── ENTRIES SHOWN
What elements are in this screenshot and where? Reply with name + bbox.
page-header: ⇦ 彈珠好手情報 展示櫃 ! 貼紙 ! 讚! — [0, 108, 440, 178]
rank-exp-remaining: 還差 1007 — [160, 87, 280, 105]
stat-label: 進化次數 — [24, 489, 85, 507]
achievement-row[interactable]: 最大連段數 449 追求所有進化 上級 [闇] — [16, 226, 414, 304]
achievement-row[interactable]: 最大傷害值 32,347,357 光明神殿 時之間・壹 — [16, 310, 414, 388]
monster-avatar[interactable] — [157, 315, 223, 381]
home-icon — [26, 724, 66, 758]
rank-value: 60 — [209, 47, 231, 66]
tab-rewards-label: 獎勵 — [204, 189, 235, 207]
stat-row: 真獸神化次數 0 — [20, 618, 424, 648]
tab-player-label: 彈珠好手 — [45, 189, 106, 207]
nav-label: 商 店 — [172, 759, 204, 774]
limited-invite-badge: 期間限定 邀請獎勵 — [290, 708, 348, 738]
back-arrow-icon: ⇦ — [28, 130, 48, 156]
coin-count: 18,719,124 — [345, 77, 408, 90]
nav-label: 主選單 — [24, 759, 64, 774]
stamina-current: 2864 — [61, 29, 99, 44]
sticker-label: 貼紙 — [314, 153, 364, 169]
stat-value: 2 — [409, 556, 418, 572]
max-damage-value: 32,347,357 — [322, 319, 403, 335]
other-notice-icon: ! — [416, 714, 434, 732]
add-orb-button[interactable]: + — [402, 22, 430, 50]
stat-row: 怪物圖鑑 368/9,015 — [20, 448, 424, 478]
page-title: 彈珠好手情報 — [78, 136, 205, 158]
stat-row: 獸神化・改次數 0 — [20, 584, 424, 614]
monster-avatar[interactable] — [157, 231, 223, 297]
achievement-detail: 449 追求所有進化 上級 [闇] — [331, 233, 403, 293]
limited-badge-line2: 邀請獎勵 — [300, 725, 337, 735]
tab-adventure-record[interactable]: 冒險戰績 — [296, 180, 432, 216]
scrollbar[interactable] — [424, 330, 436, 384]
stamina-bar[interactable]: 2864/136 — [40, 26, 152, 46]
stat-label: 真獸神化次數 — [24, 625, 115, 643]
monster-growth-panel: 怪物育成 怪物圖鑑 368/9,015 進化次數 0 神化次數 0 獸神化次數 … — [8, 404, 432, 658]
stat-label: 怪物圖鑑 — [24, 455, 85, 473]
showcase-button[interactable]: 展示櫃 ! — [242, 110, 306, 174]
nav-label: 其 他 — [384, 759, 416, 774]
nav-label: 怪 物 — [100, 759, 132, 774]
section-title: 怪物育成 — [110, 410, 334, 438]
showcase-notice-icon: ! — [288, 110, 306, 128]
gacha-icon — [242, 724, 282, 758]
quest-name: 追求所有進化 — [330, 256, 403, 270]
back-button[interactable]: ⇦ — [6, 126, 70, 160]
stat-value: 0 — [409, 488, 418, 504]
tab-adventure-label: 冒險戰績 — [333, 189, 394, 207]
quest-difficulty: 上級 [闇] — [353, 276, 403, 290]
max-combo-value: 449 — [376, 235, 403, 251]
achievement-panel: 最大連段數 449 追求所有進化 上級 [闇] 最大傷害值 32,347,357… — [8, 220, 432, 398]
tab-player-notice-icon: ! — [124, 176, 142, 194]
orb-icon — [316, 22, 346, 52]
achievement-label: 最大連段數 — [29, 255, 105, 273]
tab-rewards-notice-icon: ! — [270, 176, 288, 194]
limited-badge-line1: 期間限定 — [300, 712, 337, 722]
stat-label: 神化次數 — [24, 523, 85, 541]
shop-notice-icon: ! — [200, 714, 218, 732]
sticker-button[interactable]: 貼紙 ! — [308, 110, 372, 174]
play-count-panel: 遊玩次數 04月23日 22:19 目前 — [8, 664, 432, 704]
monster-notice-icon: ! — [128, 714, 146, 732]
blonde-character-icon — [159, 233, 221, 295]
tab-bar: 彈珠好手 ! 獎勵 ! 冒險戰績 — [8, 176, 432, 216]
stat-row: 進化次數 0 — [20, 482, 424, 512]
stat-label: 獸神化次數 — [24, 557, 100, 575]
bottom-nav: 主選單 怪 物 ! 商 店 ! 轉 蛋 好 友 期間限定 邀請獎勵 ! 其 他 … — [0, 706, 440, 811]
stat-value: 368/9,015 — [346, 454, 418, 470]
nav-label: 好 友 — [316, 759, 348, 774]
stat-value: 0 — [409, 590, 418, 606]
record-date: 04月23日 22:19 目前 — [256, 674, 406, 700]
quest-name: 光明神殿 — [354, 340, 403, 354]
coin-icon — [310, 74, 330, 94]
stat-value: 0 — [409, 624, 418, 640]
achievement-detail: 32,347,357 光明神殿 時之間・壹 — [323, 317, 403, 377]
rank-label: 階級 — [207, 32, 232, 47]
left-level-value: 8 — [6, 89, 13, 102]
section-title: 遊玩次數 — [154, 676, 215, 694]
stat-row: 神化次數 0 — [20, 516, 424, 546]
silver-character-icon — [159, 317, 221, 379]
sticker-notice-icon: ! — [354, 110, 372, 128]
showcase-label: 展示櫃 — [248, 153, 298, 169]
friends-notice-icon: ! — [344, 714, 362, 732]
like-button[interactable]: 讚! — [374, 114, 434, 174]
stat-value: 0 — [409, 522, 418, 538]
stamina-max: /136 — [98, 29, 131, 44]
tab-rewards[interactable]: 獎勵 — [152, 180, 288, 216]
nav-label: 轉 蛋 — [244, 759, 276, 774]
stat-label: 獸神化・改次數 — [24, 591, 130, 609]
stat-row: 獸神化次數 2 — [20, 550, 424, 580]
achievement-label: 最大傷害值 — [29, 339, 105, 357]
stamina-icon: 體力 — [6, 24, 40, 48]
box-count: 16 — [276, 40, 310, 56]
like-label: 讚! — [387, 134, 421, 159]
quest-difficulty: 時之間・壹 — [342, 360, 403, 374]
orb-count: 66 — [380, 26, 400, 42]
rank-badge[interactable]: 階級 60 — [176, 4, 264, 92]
────
INSTRUCTIONS TO FOLLOW → Reproduce the entire listing above verbatim, line by line, with nothing added, dropped or altered.

TASK SOLUTION →
What elements are in this screenshot and where? Reply with name + bbox.
page-header: ⇦ 彈珠好手情報 展示櫃 ! 貼紙 ! 讚! — [0, 108, 440, 178]
rank-exp-remaining: 還差 1007 — [160, 87, 280, 105]
stat-label: 進化次數 — [24, 489, 85, 507]
achievement-row[interactable]: 最大連段數 449 追求所有進化 上級 [闇] — [16, 226, 414, 304]
achievement-row[interactable]: 最大傷害值 32,347,357 光明神殿 時之間・壹 — [16, 310, 414, 388]
monster-avatar[interactable] — [157, 315, 223, 381]
home-icon — [26, 724, 66, 758]
rank-value: 60 — [209, 47, 231, 66]
tab-rewards-label: 獎勵 — [204, 189, 235, 207]
stat-row: 真獸神化次數 0 — [20, 618, 424, 648]
tab-player-label: 彈珠好手 — [45, 189, 106, 207]
nav-label: 商 店 — [172, 759, 204, 774]
limited-invite-badge: 期間限定 邀請獎勵 — [290, 708, 348, 738]
back-arrow-icon: ⇦ — [28, 130, 48, 156]
coin-count: 18,719,124 — [345, 77, 408, 90]
nav-label: 主選單 — [24, 759, 64, 774]
stamina-current: 2864 — [61, 29, 99, 44]
sticker-label: 貼紙 — [314, 153, 364, 169]
stat-value: 2 — [409, 556, 418, 572]
max-damage-value: 32,347,357 — [322, 319, 403, 335]
other-notice-icon: ! — [416, 714, 434, 732]
add-orb-button[interactable]: + — [402, 22, 430, 50]
stat-row: 怪物圖鑑 368/9,015 — [20, 448, 424, 478]
page-title: 彈珠好手情報 — [78, 136, 205, 158]
stat-row: 獸神化・改次數 0 — [20, 584, 424, 614]
monster-avatar[interactable] — [157, 231, 223, 297]
achievement-detail: 449 追求所有進化 上級 [闇] — [331, 233, 403, 293]
limited-badge-line2: 邀請獎勵 — [300, 725, 337, 735]
tab-adventure-record[interactable]: 冒險戰績 — [296, 180, 432, 216]
scrollbar[interactable] — [424, 330, 436, 384]
stamina-bar[interactable]: 2864/136 — [40, 26, 152, 46]
stat-label: 真獸神化次數 — [24, 625, 115, 643]
monster-growth-panel: 怪物育成 怪物圖鑑 368/9,015 進化次數 0 神化次數 0 獸神化次數 … — [8, 404, 432, 658]
stat-label: 怪物圖鑑 — [24, 455, 85, 473]
showcase-button[interactable]: 展示櫃 ! — [242, 110, 306, 174]
nav-label: 其 他 — [384, 759, 416, 774]
nav-label: 怪 物 — [100, 759, 132, 774]
section-title: 怪物育成 — [110, 410, 334, 438]
showcase-notice-icon: ! — [288, 110, 306, 128]
gacha-icon — [242, 724, 282, 758]
quest-name: 追求所有進化 — [330, 256, 403, 270]
back-button[interactable]: ⇦ — [6, 126, 70, 160]
stat-value: 0 — [409, 488, 418, 504]
tab-adventure-label: 冒險戰績 — [333, 189, 394, 207]
quest-difficulty: 上級 [闇] — [353, 276, 403, 290]
max-combo-value: 449 — [376, 235, 403, 251]
achievement-panel: 最大連段數 449 追求所有進化 上級 [闇] 最大傷害值 32,347,357… — [8, 220, 432, 398]
tab-player-notice-icon: ! — [124, 176, 142, 194]
orb-icon — [316, 22, 346, 52]
achievement-label: 最大連段數 — [29, 255, 105, 273]
tab-rewards-notice-icon: ! — [270, 176, 288, 194]
limited-badge-line1: 期間限定 — [300, 712, 337, 722]
stat-label: 神化次數 — [24, 523, 85, 541]
shop-notice-icon: ! — [200, 714, 218, 732]
sticker-button[interactable]: 貼紙 ! — [308, 110, 372, 174]
play-count-panel: 遊玩次數 04月23日 22:19 目前 — [8, 664, 432, 704]
monster-notice-icon: ! — [128, 714, 146, 732]
blonde-character-icon — [159, 233, 221, 295]
tab-bar: 彈珠好手 ! 獎勵 ! 冒險戰績 — [8, 176, 432, 216]
stat-row: 進化次數 0 — [20, 482, 424, 512]
stat-label: 獸神化次數 — [24, 557, 100, 575]
bottom-nav: 主選單 怪 物 ! 商 店 ! 轉 蛋 好 友 期間限定 邀請獎勵 ! 其 他 … — [0, 706, 440, 811]
stat-value: 368/9,015 — [346, 454, 418, 470]
nav-label: 好 友 — [316, 759, 348, 774]
stat-value: 0 — [409, 590, 418, 606]
record-date: 04月23日 22:19 目前 — [256, 674, 406, 700]
quest-name: 光明神殿 — [354, 340, 403, 354]
coin-icon — [310, 74, 330, 94]
stat-value: 0 — [409, 624, 418, 640]
achievement-detail: 32,347,357 光明神殿 時之間・壹 — [323, 317, 403, 377]
rank-label: 階級 — [207, 32, 232, 47]
left-level-value: 8 — [6, 89, 13, 102]
section-title: 遊玩次數 — [154, 676, 215, 694]
stat-row: 神化次數 0 — [20, 516, 424, 546]
silver-character-icon — [159, 317, 221, 379]
sticker-notice-icon: ! — [354, 110, 372, 128]
showcase-label: 展示櫃 — [248, 153, 298, 169]
friends-notice-icon: ! — [344, 714, 362, 732]
like-button[interactable]: 讚! — [374, 114, 434, 174]
stat-value: 0 — [409, 522, 418, 538]
stamina-max: /136 — [98, 29, 131, 44]
tab-rewards[interactable]: 獎勵 — [152, 180, 288, 216]
nav-label: 轉 蛋 — [244, 759, 276, 774]
stat-label: 獸神化・改次數 — [24, 591, 130, 609]
stat-row: 獸神化次數 2 — [20, 550, 424, 580]
achievement-label: 最大傷害值 — [29, 339, 105, 357]
stamina-icon: 體力 — [6, 24, 40, 48]
box-count: 16 — [276, 40, 310, 56]
like-label: 讚! — [387, 134, 421, 159]
quest-difficulty: 時之間・壹 — [342, 360, 403, 374]
orb-count: 66 — [380, 26, 400, 42]
rank-badge[interactable]: 階級 60 — [176, 4, 264, 92]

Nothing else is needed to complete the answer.